[Excerpt from a dataset]
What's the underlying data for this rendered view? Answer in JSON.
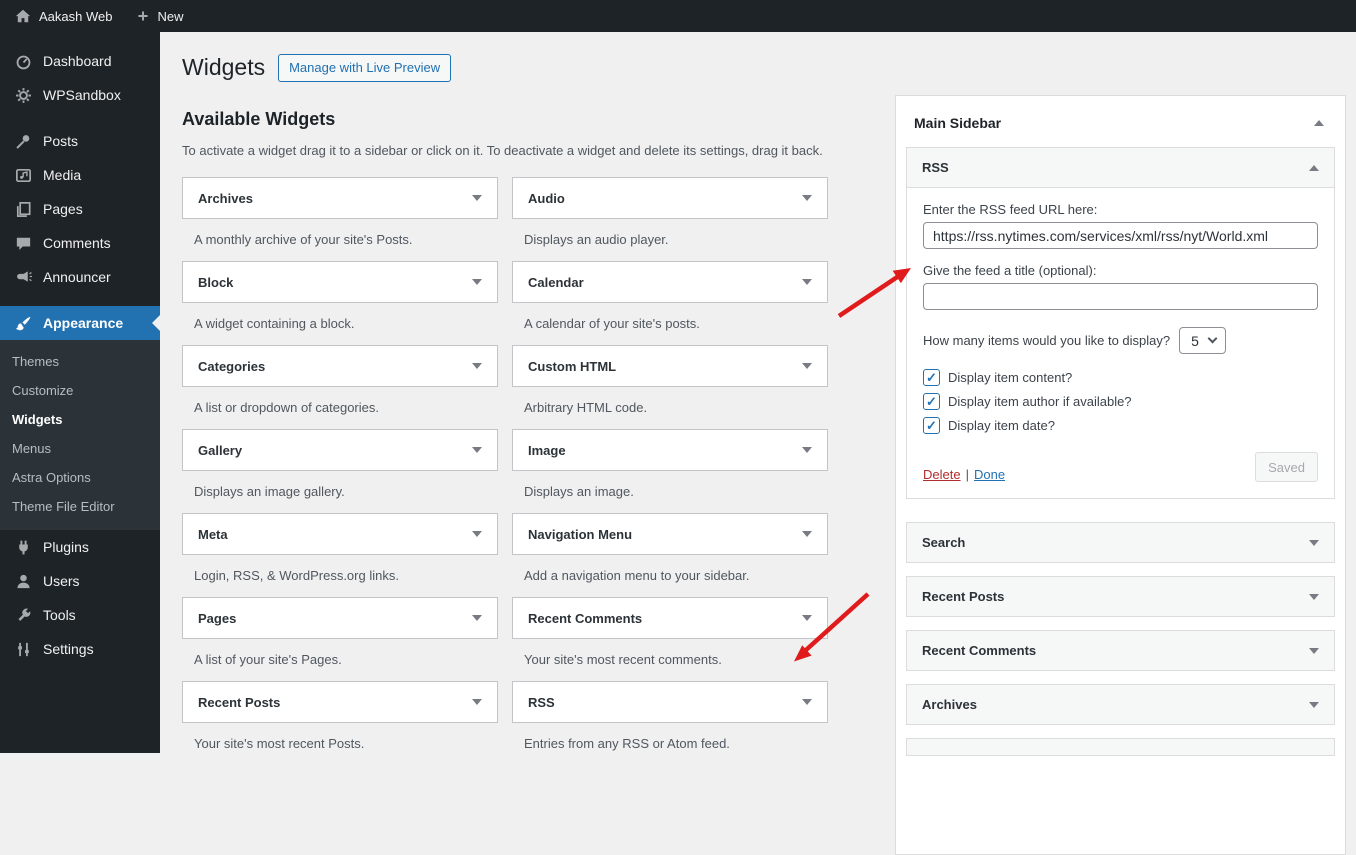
{
  "admin_bar": {
    "site_name": "Aakash Web",
    "new_label": "New"
  },
  "sidebar": {
    "items": [
      {
        "label": "Dashboard"
      },
      {
        "label": "WPSandbox"
      },
      {
        "label": "Posts"
      },
      {
        "label": "Media"
      },
      {
        "label": "Pages"
      },
      {
        "label": "Comments"
      },
      {
        "label": "Announcer"
      },
      {
        "label": "Appearance",
        "active": true
      },
      {
        "label": "Plugins"
      },
      {
        "label": "Users"
      },
      {
        "label": "Tools"
      },
      {
        "label": "Settings"
      }
    ],
    "appearance_submenu": [
      {
        "label": "Themes"
      },
      {
        "label": "Customize"
      },
      {
        "label": "Widgets",
        "active": true
      },
      {
        "label": "Menus"
      },
      {
        "label": "Astra Options"
      },
      {
        "label": "Theme File Editor"
      }
    ]
  },
  "page": {
    "title": "Widgets",
    "manage_button": "Manage with Live Preview"
  },
  "available_widgets": {
    "title": "Available Widgets",
    "description": "To activate a widget drag it to a sidebar or click on it. To deactivate a widget and delete its settings, drag it back.",
    "widgets": [
      {
        "name": "Archives",
        "description": "A monthly archive of your site's Posts."
      },
      {
        "name": "Audio",
        "description": "Displays an audio player."
      },
      {
        "name": "Block",
        "description": "A widget containing a block."
      },
      {
        "name": "Calendar",
        "description": "A calendar of your site's posts."
      },
      {
        "name": "Categories",
        "description": "A list or dropdown of categories."
      },
      {
        "name": "Custom HTML",
        "description": "Arbitrary HTML code."
      },
      {
        "name": "Gallery",
        "description": "Displays an image gallery."
      },
      {
        "name": "Image",
        "description": "Displays an image."
      },
      {
        "name": "Meta",
        "description": "Login, RSS, & WordPress.org links."
      },
      {
        "name": "Navigation Menu",
        "description": "Add a navigation menu to your sidebar."
      },
      {
        "name": "Pages",
        "description": "A list of your site's Pages."
      },
      {
        "name": "Recent Comments",
        "description": "Your site's most recent comments."
      },
      {
        "name": "Recent Posts",
        "description": "Your site's most recent Posts."
      },
      {
        "name": "RSS",
        "description": "Entries from any RSS or Atom feed."
      }
    ]
  },
  "main_sidebar": {
    "title": "Main Sidebar",
    "rss_widget": {
      "title": "RSS",
      "url_label": "Enter the RSS feed URL here:",
      "url_value": "https://rss.nytimes.com/services/xml/rss/nyt/World.xml",
      "feed_title_label": "Give the feed a title (optional):",
      "feed_title_value": "",
      "items_label": "How many items would you like to display?",
      "items_value": "5",
      "checkboxes": [
        {
          "label": "Display item content?",
          "checked": true
        },
        {
          "label": "Display item author if available?",
          "checked": true
        },
        {
          "label": "Display item date?",
          "checked": true
        }
      ],
      "delete_label": "Delete",
      "separator": "|",
      "done_label": "Done",
      "saved_label": "Saved"
    },
    "collapsed_widgets": [
      {
        "name": "Search"
      },
      {
        "name": "Recent Posts"
      },
      {
        "name": "Recent Comments"
      },
      {
        "name": "Archives"
      }
    ]
  },
  "colors": {
    "admin_bar_bg": "#1d2327",
    "accent_blue": "#2271b1",
    "active_menu_bg": "#2271b1",
    "arrow_red": "#e01b1b",
    "delete_red": "#b32d2e",
    "content_bg": "#f0f0f1",
    "widget_header_bg": "#f6f7f7"
  }
}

> _WHAT YOU SHOULD DO_
Pull every line containing the word "HTML" out of the material.

> _PROBLEM SOLUTION_
        "name": "Custom HTML",
        "description": "Arbitrary HTML code."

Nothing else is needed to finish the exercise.